DO THIS ::
Without the images, output each record below as it stands.

----- RECORDS TO PROCESS -----

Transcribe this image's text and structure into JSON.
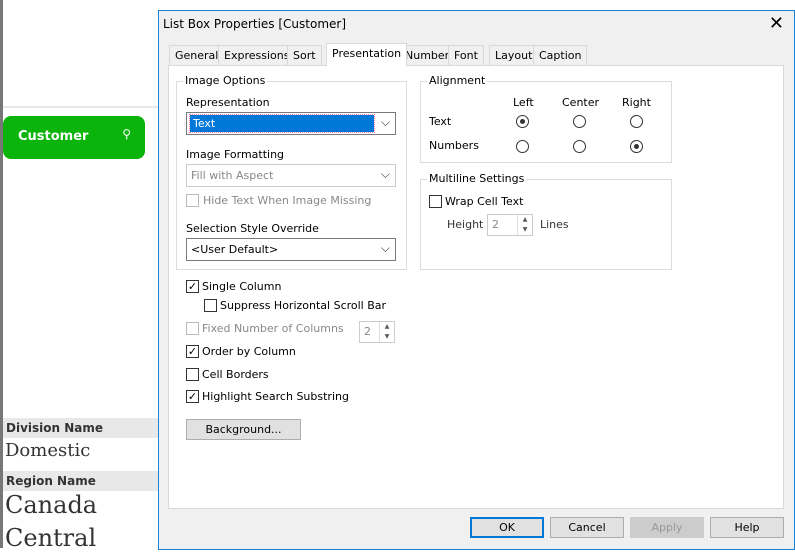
{
  "background": {
    "customer_button": "Customer",
    "division": {
      "header": "Division Name",
      "values": [
        "Domestic"
      ]
    },
    "region": {
      "header": "Region Name",
      "values": [
        "Canada",
        "Central"
      ]
    }
  },
  "dialog": {
    "title": "List Box Properties [Customer]",
    "tabs": [
      "General",
      "Expressions",
      "Sort",
      "Presentation",
      "Number",
      "Font",
      "Layout",
      "Caption"
    ],
    "active_tab": "Presentation",
    "image_options": {
      "legend": "Image Options",
      "representation_label": "Representation",
      "representation_value": "Text",
      "image_formatting_label": "Image Formatting",
      "image_formatting_value": "Fill with Aspect",
      "hide_text_label": "Hide Text When Image Missing",
      "selection_style_label": "Selection Style Override",
      "selection_style_value": "<User Default>"
    },
    "options": {
      "single_column": "Single Column",
      "suppress_hscroll": "Suppress Horizontal Scroll Bar",
      "fixed_columns": "Fixed Number of Columns",
      "fixed_columns_value": "2",
      "order_by_column": "Order by Column",
      "cell_borders": "Cell Borders",
      "highlight_search": "Highlight Search Substring",
      "background_button": "Background..."
    },
    "alignment": {
      "legend": "Alignment",
      "cols": [
        "Left",
        "Center",
        "Right"
      ],
      "rows": [
        "Text",
        "Numbers"
      ],
      "text": "Left",
      "numbers": "Right"
    },
    "multiline": {
      "legend": "Multiline Settings",
      "wrap": "Wrap Cell Text",
      "height_label": "Height",
      "height_value": "2",
      "lines": "Lines"
    },
    "buttons": {
      "ok": "OK",
      "cancel": "Cancel",
      "apply": "Apply",
      "help": "Help"
    }
  }
}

-----

WRITTEN ANSWER ::
Transcribe this image's text and structure into JSON.
{
  "background": {
    "customer_button": "Customer",
    "division": {
      "header": "Division Name",
      "values": [
        "Domestic"
      ]
    },
    "region": {
      "header": "Region Name",
      "values": [
        "Canada",
        "Central"
      ]
    }
  },
  "dialog": {
    "title": "List Box Properties [Customer]",
    "tabs": [
      "General",
      "Expressions",
      "Sort",
      "Presentation",
      "Number",
      "Font",
      "Layout",
      "Caption"
    ],
    "active_tab": "Presentation",
    "image_options": {
      "legend": "Image Options",
      "representation_label": "Representation",
      "representation_value": "Text",
      "image_formatting_label": "Image Formatting",
      "image_formatting_value": "Fill with Aspect",
      "hide_text_label": "Hide Text When Image Missing",
      "selection_style_label": "Selection Style Override",
      "selection_style_value": "<User Default>"
    },
    "options": {
      "single_column": "Single Column",
      "suppress_hscroll": "Suppress Horizontal Scroll Bar",
      "fixed_columns": "Fixed Number of Columns",
      "fixed_columns_value": "2",
      "order_by_column": "Order by Column",
      "cell_borders": "Cell Borders",
      "highlight_search": "Highlight Search Substring",
      "background_button": "Background..."
    },
    "alignment": {
      "legend": "Alignment",
      "cols": [
        "Left",
        "Center",
        "Right"
      ],
      "rows": [
        "Text",
        "Numbers"
      ],
      "text": "Left",
      "numbers": "Right"
    },
    "multiline": {
      "legend": "Multiline Settings",
      "wrap": "Wrap Cell Text",
      "height_label": "Height",
      "height_value": "2",
      "lines": "Lines"
    },
    "buttons": {
      "ok": "OK",
      "cancel": "Cancel",
      "apply": "Apply",
      "help": "Help"
    }
  }
}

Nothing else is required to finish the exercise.